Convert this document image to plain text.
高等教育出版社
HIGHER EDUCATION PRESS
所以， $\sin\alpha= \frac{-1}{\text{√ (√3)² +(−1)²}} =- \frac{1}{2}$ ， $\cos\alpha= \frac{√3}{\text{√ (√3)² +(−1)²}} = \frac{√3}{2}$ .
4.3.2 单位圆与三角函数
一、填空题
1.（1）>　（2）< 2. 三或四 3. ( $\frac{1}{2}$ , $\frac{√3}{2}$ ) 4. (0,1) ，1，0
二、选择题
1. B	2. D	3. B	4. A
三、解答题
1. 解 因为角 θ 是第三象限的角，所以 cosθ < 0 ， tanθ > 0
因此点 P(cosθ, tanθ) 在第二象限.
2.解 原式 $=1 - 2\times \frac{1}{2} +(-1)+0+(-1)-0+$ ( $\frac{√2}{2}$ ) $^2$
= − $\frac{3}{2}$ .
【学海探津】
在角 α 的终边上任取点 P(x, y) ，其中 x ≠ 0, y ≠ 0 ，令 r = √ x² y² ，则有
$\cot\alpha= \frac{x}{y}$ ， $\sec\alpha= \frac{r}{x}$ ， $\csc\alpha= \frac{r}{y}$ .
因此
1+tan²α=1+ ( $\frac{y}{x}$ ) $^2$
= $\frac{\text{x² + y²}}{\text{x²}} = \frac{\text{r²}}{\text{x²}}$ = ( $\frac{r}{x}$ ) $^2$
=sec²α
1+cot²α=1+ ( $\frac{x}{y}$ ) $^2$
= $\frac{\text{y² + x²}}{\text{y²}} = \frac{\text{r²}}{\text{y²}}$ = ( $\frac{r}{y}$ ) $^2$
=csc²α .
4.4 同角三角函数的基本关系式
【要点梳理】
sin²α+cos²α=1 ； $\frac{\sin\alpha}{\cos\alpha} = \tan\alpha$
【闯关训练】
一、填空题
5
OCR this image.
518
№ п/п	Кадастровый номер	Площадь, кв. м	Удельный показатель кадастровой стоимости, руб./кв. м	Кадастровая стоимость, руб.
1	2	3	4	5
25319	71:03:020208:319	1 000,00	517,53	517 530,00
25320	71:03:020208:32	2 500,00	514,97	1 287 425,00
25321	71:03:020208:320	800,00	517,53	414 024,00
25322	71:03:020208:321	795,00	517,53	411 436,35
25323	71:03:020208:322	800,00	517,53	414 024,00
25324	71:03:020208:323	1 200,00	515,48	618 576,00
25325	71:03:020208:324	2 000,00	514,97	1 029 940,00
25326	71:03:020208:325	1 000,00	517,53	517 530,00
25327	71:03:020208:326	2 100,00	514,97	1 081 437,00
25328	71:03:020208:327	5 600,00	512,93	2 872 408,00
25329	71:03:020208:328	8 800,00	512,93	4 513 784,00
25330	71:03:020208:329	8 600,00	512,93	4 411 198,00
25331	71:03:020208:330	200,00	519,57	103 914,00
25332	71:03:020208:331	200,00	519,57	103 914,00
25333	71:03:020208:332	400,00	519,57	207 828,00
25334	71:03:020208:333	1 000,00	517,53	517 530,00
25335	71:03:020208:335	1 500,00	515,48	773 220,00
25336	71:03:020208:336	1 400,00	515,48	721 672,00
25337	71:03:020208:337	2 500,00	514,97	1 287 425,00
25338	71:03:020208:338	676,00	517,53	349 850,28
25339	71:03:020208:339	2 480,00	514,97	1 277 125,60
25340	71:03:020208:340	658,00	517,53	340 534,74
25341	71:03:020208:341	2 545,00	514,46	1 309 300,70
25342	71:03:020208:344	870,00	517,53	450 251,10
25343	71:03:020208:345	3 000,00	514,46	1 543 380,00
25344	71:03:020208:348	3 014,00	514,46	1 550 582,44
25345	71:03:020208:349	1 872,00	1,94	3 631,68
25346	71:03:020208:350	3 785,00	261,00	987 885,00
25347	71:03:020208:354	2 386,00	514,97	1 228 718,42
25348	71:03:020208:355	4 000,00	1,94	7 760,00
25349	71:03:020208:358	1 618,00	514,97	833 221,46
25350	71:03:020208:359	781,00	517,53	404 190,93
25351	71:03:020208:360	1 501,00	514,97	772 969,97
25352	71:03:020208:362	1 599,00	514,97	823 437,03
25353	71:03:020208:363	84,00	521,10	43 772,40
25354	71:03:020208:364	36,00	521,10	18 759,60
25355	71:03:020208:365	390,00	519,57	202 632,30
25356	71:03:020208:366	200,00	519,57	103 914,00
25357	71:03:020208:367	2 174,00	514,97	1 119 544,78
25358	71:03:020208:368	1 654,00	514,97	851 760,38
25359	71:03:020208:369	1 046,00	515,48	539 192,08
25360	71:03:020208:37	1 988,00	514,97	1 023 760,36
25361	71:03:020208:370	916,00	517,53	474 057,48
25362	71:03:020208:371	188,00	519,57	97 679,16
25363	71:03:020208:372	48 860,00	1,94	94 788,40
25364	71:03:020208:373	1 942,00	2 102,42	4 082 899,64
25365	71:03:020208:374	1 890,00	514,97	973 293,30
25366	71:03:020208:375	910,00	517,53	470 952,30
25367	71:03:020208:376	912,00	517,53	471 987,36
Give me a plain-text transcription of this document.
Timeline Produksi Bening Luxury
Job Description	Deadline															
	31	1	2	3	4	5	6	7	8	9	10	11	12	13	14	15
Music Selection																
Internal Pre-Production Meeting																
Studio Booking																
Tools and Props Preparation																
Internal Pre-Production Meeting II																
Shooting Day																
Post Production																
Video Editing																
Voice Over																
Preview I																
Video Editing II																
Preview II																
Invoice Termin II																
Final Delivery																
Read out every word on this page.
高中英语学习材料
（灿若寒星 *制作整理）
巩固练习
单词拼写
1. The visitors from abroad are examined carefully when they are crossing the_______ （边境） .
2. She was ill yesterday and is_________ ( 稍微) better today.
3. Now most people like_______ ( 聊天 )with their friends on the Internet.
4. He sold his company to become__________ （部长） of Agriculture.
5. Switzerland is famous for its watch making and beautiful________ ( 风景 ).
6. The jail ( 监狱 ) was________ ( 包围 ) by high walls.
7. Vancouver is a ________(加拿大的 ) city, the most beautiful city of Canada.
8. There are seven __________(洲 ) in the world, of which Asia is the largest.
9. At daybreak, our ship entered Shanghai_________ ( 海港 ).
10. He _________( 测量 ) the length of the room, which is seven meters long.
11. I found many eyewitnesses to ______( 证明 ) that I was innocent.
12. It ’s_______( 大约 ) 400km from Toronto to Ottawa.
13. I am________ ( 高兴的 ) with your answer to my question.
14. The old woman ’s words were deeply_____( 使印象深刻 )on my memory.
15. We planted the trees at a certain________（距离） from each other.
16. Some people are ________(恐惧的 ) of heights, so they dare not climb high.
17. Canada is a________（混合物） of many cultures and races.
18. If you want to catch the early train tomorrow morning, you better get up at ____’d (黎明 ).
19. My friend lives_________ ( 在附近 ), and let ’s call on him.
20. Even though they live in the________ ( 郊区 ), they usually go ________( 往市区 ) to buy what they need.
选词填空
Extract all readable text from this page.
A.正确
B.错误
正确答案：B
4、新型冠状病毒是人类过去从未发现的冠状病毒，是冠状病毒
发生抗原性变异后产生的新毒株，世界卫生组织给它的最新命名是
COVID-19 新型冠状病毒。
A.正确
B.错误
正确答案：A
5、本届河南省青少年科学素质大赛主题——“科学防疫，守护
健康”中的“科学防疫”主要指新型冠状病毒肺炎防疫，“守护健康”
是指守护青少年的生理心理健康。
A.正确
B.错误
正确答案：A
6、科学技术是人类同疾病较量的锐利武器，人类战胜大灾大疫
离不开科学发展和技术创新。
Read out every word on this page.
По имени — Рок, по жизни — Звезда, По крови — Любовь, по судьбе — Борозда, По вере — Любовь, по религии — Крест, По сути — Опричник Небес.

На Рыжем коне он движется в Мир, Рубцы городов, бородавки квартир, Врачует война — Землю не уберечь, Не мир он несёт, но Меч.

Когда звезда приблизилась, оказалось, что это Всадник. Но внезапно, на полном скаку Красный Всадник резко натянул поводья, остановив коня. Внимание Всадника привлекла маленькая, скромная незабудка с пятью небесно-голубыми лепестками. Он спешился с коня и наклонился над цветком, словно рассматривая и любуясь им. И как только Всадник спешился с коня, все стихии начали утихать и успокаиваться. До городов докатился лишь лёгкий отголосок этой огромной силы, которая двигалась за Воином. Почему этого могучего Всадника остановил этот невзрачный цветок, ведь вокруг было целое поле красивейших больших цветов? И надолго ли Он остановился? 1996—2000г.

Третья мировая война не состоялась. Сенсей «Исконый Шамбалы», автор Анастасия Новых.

• [TASK PROMPT]: Return every line containing "городов".

• [OUTPUT BELOW]:
На Рыжем коне он движется в Мир, Рубцы городов, бородавки квартир, Врачует война — Землю не уберечь, Не мир он несёт, но Меч.
Когда звезда приблизилась, оказалось, что это Всадник. Но внезапно, на полном скаку Красный Всадник резко натянул поводья, остановив коня. Внимание Всадника привлекла маленькая, скромная незабудка с пятью небесно-голубыми лепестками. Он спешился с коня и наклонился над цветком, словно рассматривая и любуясь им. И как только Всадник спешился с коня, все стихии начали утихать и успокаиваться. До городов докатился лишь лёгкий отголосок этой огромной силы, которая двигалась за Воином. Почему этого могучего Всадника остановил этот невзрачный цветок, ведь вокруг было целое поле красивейших больших цветов? И надолго ли Он остановился? 1996—2000г.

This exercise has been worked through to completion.